(Rows from a figure dataset)

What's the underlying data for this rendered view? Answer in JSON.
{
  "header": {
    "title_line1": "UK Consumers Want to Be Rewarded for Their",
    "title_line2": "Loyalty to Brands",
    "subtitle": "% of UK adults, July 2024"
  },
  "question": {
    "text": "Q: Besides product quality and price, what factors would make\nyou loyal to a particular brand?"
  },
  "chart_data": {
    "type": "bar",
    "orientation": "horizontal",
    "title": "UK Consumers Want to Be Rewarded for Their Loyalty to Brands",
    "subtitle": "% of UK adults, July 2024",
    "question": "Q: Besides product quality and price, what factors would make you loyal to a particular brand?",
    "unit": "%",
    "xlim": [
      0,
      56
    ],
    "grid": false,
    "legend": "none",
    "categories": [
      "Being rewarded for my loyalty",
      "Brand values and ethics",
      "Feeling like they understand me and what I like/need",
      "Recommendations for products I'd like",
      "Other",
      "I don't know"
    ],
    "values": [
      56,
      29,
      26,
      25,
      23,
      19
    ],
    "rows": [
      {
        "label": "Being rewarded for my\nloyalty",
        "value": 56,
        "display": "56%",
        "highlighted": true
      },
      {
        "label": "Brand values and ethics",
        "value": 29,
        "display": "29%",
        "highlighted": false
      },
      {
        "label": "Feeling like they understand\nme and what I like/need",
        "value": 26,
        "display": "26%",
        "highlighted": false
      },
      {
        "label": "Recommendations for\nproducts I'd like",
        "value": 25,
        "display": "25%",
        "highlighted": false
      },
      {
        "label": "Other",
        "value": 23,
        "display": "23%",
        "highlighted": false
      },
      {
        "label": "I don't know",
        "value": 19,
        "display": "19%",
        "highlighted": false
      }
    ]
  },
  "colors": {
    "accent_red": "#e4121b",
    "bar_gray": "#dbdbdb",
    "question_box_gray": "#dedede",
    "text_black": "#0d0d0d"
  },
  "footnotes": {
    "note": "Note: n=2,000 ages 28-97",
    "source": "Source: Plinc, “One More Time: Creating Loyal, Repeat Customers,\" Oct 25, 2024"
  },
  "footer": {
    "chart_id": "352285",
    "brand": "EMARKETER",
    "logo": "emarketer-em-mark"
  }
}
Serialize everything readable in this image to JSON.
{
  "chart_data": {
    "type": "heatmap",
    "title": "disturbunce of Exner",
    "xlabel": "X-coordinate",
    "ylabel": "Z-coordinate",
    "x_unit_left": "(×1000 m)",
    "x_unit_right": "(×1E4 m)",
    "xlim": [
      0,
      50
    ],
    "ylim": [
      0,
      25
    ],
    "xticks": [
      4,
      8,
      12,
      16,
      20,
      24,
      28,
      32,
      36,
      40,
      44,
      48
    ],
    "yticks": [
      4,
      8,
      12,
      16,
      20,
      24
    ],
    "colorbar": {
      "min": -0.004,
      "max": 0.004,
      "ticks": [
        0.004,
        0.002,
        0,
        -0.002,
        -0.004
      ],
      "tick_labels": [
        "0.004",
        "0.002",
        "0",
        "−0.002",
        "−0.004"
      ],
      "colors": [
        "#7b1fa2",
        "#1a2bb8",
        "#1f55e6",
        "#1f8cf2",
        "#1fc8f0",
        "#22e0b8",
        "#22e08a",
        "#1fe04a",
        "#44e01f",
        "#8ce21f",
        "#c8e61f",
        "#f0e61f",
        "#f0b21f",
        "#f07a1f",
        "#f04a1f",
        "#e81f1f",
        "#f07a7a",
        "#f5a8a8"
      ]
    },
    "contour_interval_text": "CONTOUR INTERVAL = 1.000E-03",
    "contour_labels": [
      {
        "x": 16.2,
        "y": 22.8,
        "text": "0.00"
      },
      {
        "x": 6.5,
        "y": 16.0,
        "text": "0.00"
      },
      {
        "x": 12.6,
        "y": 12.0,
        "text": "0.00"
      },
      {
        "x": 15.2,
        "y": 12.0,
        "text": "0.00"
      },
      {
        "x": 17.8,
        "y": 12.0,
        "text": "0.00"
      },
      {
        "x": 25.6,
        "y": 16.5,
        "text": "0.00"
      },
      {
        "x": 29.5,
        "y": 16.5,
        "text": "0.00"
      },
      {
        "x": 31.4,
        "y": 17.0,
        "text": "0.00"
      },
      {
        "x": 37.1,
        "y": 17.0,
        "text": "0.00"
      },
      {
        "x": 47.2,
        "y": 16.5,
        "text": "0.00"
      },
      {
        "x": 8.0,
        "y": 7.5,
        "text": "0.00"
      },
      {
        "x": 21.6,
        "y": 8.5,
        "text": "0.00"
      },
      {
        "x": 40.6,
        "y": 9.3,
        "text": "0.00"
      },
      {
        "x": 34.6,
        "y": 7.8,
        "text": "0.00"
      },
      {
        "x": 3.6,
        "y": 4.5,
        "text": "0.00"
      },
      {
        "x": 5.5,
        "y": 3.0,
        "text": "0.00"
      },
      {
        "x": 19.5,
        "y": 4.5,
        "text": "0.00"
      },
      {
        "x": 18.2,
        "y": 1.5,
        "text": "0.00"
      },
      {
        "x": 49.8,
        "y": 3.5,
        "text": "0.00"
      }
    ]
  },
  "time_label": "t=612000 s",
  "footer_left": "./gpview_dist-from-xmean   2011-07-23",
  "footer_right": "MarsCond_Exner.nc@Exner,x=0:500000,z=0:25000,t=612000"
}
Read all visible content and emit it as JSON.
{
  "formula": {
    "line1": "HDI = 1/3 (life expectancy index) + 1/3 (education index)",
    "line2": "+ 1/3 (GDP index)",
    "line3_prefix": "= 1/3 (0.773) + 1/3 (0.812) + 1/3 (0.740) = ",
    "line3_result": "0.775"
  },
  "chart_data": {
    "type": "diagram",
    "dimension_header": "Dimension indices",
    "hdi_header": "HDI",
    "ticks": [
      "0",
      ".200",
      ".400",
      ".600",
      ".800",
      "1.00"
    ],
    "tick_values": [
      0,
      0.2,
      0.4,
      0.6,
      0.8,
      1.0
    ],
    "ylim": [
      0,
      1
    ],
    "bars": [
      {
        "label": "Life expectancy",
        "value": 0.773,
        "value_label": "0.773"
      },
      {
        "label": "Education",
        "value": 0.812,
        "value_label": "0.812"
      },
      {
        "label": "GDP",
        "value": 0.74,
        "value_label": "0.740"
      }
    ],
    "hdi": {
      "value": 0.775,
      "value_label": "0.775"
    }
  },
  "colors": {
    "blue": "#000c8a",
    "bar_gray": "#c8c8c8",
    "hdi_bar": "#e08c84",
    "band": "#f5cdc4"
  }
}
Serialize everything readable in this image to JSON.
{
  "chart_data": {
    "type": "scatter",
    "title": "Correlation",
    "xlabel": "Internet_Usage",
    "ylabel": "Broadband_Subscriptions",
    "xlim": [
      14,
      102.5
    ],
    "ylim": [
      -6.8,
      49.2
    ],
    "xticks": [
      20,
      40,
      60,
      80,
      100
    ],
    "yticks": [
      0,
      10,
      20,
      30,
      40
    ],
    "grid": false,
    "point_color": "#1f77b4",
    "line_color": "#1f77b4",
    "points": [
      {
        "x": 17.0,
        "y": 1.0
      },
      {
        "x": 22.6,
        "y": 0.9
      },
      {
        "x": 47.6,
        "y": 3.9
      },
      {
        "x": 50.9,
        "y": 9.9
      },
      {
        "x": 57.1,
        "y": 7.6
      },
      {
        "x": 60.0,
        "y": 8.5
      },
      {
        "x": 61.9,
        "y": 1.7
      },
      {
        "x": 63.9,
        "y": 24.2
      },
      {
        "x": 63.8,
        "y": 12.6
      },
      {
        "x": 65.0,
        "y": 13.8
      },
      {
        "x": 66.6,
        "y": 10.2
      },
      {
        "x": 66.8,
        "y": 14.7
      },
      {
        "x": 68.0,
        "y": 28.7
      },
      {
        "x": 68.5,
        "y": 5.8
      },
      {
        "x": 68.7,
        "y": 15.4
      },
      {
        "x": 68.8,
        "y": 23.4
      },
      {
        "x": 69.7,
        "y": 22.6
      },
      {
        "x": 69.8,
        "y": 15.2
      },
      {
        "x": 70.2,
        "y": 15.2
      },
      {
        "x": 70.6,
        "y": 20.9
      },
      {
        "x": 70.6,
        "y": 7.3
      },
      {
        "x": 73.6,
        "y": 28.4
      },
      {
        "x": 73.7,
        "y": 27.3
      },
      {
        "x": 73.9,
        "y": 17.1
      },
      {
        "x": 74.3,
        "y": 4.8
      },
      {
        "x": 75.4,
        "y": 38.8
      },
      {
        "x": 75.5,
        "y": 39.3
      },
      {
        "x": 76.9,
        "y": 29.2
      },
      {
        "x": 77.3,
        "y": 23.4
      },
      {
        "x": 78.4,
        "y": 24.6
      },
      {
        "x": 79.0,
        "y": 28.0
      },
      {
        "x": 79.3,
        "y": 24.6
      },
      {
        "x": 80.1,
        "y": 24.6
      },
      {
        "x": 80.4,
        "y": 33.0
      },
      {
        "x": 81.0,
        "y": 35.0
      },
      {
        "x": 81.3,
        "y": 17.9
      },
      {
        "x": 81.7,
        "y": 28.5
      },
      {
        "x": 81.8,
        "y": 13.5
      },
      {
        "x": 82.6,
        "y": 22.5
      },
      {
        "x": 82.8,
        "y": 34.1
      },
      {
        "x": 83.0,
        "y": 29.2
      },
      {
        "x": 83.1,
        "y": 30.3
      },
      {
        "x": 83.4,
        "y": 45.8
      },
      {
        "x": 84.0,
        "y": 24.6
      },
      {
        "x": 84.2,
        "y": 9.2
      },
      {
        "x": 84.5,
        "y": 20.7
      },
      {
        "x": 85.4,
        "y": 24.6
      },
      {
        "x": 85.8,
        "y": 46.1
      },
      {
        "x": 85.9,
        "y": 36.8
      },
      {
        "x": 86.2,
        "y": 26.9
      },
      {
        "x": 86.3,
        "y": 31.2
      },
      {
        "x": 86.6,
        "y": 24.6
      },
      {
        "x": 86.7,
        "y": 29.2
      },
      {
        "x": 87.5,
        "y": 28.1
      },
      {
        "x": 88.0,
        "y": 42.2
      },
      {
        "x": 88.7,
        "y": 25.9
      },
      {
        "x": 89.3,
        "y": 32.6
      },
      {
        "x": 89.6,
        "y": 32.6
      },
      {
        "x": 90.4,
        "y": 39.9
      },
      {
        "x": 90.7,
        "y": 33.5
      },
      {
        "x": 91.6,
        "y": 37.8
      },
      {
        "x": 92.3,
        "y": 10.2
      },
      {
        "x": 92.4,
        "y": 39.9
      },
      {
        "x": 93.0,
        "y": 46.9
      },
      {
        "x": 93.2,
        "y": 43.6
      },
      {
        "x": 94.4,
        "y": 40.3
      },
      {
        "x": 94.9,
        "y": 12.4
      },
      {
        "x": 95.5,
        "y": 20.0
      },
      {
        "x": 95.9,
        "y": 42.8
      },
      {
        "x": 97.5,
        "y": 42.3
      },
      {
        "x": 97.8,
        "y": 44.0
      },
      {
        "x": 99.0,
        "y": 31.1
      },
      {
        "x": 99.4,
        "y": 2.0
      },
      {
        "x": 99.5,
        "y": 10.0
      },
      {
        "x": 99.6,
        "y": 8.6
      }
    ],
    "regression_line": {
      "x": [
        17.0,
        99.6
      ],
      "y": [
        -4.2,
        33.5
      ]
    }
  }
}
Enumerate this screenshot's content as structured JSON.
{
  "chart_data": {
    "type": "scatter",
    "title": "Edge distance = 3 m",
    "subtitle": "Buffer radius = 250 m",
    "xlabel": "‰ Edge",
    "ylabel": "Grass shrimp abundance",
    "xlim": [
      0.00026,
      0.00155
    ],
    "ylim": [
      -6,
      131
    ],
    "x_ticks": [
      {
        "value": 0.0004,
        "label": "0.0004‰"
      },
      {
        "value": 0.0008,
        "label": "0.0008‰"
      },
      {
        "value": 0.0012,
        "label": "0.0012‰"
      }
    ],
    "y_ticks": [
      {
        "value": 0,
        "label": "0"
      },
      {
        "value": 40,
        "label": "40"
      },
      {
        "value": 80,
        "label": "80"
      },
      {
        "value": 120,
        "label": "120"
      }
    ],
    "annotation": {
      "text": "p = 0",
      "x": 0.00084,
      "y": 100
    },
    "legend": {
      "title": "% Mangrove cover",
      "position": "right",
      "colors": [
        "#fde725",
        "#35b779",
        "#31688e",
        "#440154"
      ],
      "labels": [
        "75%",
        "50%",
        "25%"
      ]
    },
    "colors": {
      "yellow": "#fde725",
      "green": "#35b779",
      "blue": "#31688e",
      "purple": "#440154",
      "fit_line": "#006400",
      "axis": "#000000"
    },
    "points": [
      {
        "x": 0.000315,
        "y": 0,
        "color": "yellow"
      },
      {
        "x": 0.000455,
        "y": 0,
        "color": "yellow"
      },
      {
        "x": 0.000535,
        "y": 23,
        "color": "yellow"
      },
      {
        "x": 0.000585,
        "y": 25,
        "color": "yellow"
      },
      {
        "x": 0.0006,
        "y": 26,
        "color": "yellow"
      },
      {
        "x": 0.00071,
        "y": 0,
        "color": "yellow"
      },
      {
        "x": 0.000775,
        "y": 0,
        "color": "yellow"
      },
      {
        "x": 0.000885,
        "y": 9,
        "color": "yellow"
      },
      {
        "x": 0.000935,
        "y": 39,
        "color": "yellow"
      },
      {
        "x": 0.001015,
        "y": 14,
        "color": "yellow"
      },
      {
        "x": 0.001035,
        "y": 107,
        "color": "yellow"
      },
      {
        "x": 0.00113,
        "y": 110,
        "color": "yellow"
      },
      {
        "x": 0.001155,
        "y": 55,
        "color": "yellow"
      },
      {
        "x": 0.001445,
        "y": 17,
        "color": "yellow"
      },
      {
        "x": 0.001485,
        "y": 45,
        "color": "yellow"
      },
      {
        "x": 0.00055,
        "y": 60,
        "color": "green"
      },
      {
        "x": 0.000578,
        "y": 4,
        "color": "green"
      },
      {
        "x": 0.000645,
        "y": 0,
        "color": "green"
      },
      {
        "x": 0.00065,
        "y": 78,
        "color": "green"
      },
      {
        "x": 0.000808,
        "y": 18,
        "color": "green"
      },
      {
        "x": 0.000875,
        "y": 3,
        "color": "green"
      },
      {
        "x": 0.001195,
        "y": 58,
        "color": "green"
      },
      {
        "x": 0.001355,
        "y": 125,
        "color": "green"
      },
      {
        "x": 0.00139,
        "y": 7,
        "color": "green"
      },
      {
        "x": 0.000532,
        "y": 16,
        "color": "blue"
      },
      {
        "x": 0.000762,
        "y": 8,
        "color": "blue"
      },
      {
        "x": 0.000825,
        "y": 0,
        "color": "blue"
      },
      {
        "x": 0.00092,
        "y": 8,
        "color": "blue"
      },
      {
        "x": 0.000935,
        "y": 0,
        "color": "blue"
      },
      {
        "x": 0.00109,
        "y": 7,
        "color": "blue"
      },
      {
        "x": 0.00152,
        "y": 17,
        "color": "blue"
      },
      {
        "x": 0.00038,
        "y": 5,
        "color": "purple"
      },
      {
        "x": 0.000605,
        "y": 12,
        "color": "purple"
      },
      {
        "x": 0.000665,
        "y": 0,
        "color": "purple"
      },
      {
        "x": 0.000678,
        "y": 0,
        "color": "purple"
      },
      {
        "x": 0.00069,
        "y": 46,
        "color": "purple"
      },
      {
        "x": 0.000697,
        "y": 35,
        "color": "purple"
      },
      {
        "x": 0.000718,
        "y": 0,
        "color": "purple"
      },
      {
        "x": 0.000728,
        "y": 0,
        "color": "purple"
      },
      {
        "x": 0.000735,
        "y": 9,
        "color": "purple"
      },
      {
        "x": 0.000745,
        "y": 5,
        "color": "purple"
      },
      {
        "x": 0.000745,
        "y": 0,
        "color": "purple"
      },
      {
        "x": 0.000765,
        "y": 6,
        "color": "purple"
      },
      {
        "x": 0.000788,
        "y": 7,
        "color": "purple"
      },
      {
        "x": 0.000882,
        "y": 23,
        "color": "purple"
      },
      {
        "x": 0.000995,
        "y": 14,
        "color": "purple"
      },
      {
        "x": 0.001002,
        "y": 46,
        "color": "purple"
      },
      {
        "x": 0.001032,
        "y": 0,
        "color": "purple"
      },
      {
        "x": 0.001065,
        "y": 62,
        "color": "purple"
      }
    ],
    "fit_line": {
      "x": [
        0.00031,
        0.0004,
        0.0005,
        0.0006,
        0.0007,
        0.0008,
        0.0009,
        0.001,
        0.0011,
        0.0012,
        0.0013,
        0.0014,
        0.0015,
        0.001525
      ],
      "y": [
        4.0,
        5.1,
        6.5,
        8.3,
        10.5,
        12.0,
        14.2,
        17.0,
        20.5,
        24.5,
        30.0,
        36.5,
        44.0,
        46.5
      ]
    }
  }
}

▸ **WHAT YOU SHOULD DO**
Copy out each line of the records where the string "ethics" appears.

▸ **EXERCISE OUTPUT**
      "Brand values and ethics",
        "label": "Brand values and ethics",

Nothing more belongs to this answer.